-- WRITTEN REQUEST --
Lines that include the word "Select" are the ones to copy.
-- BEGIN DATA ENTRIES --
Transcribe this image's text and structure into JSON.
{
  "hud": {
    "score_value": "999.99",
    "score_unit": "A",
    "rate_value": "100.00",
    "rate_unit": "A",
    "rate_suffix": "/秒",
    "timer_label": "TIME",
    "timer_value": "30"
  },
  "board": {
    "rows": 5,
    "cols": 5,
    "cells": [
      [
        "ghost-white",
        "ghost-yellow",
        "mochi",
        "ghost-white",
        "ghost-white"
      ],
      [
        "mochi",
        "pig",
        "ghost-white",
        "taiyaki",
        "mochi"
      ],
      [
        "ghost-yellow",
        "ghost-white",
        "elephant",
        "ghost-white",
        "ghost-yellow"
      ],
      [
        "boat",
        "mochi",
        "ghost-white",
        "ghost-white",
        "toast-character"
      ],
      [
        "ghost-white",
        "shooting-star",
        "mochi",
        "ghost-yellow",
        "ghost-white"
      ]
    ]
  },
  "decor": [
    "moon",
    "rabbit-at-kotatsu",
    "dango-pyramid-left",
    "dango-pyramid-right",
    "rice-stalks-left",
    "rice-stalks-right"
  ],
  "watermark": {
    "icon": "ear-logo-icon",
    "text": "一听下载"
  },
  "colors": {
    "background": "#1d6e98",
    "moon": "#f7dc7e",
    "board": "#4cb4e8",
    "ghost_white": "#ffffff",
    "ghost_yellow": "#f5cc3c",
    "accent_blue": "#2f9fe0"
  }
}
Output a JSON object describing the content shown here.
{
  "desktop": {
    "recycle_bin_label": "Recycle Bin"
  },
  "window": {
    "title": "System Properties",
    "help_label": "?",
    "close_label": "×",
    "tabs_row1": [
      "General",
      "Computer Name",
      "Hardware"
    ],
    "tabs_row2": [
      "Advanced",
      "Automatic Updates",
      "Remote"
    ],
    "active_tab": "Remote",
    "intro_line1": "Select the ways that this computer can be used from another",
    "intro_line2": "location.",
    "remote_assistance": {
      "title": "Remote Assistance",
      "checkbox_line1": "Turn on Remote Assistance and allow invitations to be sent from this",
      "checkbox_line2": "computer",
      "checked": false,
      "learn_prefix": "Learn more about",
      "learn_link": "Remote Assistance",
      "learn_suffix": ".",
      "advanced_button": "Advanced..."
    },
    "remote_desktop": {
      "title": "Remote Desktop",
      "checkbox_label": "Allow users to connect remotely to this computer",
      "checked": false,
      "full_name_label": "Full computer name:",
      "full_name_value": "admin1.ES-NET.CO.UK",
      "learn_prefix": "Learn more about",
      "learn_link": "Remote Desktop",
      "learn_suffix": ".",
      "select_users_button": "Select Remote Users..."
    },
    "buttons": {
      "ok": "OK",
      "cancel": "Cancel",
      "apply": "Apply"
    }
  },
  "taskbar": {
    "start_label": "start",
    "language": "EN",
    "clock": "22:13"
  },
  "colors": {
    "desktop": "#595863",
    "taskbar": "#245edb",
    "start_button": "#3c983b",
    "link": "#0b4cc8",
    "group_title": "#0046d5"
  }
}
-- END DATA ENTRIES --
-- RESPONSE BELOW --
    "intro_line1": "Select the ways that this computer can be used from another",
      "select_users_button": "Select Remote Users..."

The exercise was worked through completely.